Problem.
Only the lines holding the string "заключения" are needed. Copy each one.

## BEGIN Records for the exercise

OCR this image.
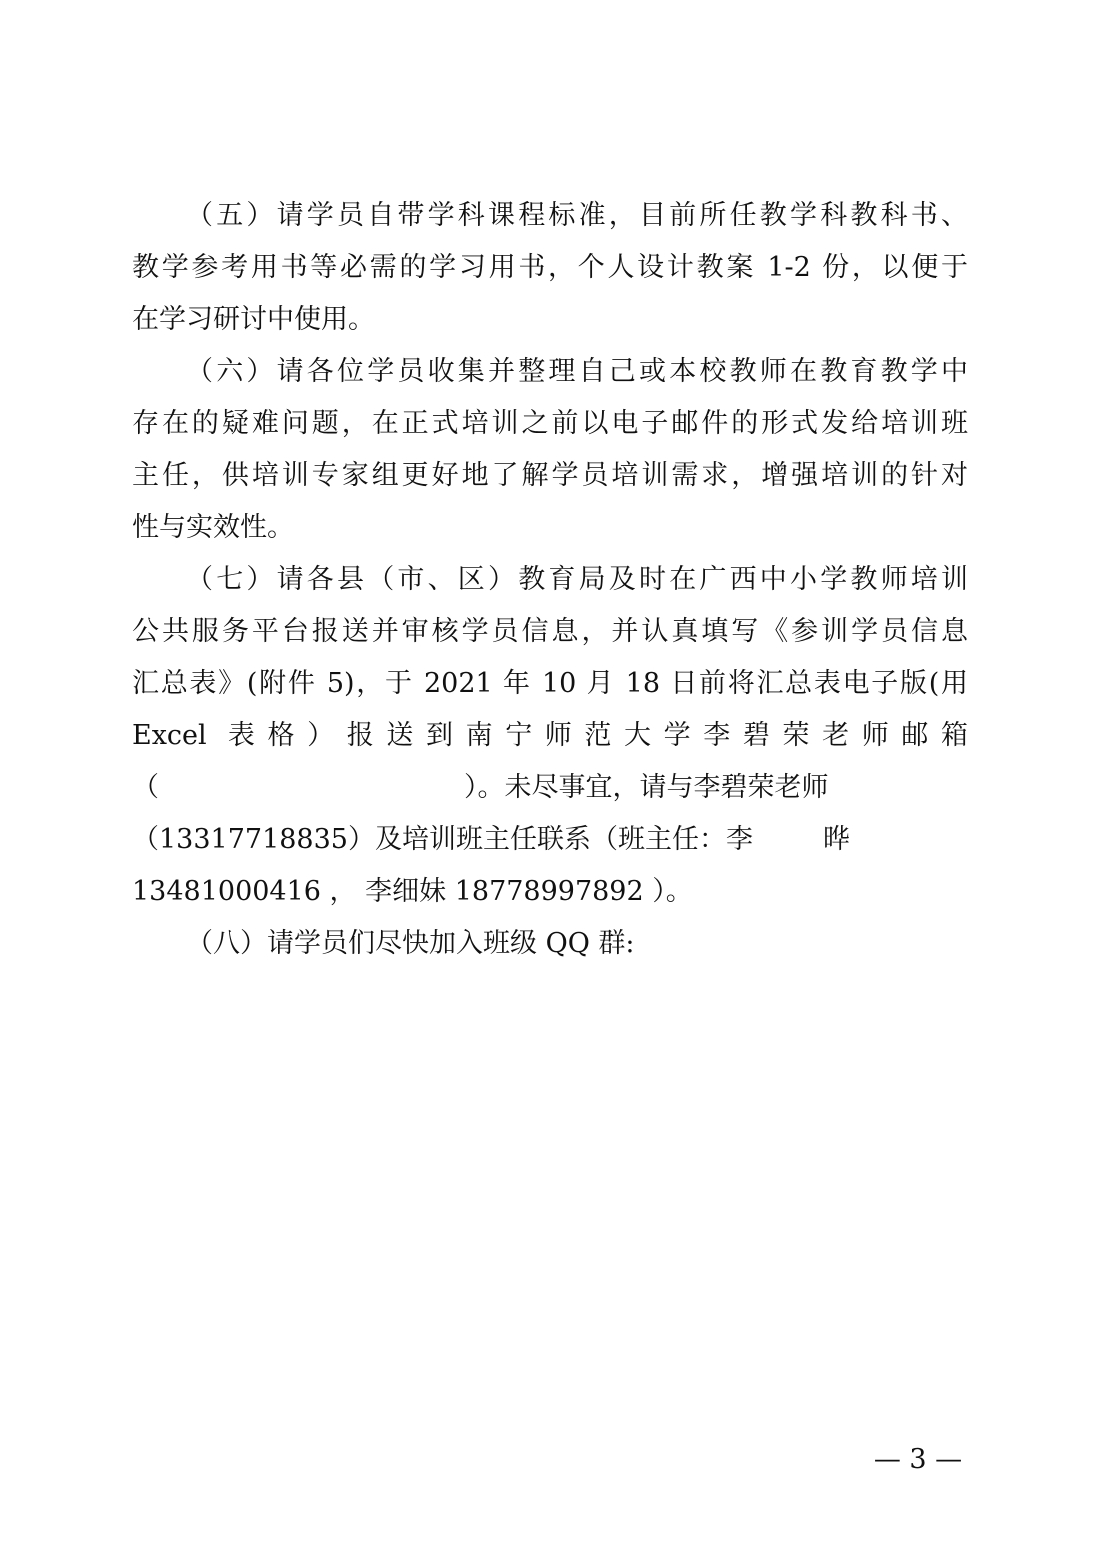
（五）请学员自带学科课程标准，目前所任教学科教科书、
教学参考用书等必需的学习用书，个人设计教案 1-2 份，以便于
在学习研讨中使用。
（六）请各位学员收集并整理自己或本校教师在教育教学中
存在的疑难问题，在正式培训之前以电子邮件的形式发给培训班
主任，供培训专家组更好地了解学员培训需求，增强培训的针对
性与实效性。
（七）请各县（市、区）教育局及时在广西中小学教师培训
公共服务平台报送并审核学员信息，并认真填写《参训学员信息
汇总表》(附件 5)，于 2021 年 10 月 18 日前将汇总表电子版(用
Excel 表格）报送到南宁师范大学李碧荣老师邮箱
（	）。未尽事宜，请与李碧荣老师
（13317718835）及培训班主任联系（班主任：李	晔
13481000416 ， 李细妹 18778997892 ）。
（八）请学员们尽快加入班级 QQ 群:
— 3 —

## END Records for the exercise
## BEGIN Records for the exercise

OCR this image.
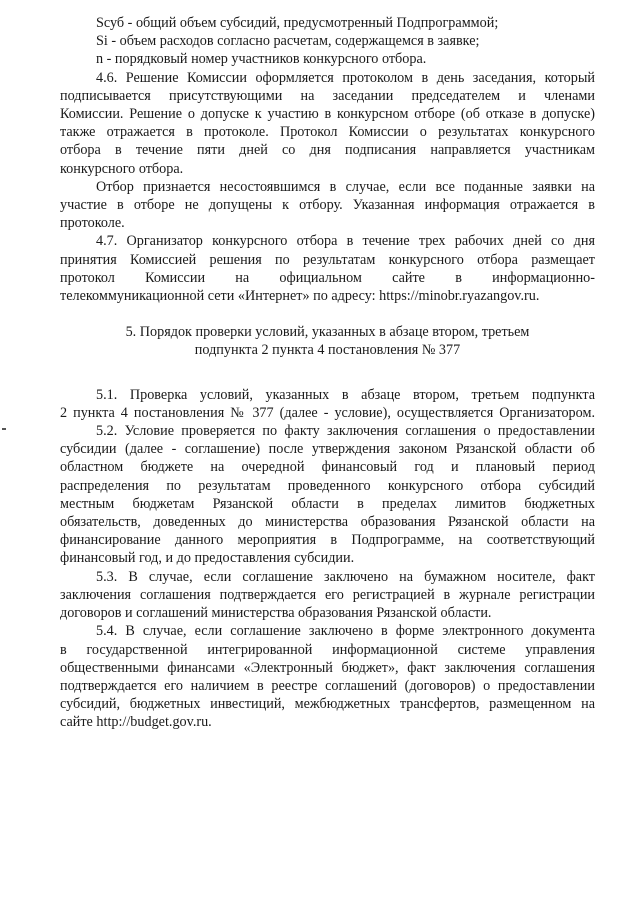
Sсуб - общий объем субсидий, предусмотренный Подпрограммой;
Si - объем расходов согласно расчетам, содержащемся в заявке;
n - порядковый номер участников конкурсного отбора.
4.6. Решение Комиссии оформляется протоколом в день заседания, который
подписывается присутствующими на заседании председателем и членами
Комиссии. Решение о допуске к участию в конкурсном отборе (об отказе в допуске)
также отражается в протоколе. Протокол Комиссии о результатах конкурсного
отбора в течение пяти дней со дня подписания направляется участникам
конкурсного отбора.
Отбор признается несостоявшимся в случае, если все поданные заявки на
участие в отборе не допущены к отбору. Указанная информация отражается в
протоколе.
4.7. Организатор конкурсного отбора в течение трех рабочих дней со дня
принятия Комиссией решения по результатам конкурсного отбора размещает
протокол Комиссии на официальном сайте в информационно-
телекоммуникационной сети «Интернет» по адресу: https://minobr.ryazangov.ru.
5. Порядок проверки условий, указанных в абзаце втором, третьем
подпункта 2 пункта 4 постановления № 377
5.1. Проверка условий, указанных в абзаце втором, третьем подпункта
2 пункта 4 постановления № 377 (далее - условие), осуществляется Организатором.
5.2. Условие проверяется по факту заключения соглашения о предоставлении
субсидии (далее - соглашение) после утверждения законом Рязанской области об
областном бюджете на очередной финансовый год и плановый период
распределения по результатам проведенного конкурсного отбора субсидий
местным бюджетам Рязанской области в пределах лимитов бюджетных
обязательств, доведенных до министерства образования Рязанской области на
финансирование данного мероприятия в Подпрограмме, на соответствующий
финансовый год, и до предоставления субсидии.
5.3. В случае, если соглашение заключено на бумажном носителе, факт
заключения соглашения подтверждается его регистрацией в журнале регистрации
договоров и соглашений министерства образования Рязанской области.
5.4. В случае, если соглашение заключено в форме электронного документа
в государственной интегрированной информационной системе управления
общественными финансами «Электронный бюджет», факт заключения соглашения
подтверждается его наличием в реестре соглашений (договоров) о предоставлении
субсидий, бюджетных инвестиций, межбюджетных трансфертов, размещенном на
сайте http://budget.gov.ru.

## END Records for the exercise

Correct output.
5.2. Условие проверяется по факту заключения соглашения о предоставлении
заключения соглашения подтверждается его регистрацией в журнале регистрации
общественными финансами «Электронный бюджет», факт заключения соглашения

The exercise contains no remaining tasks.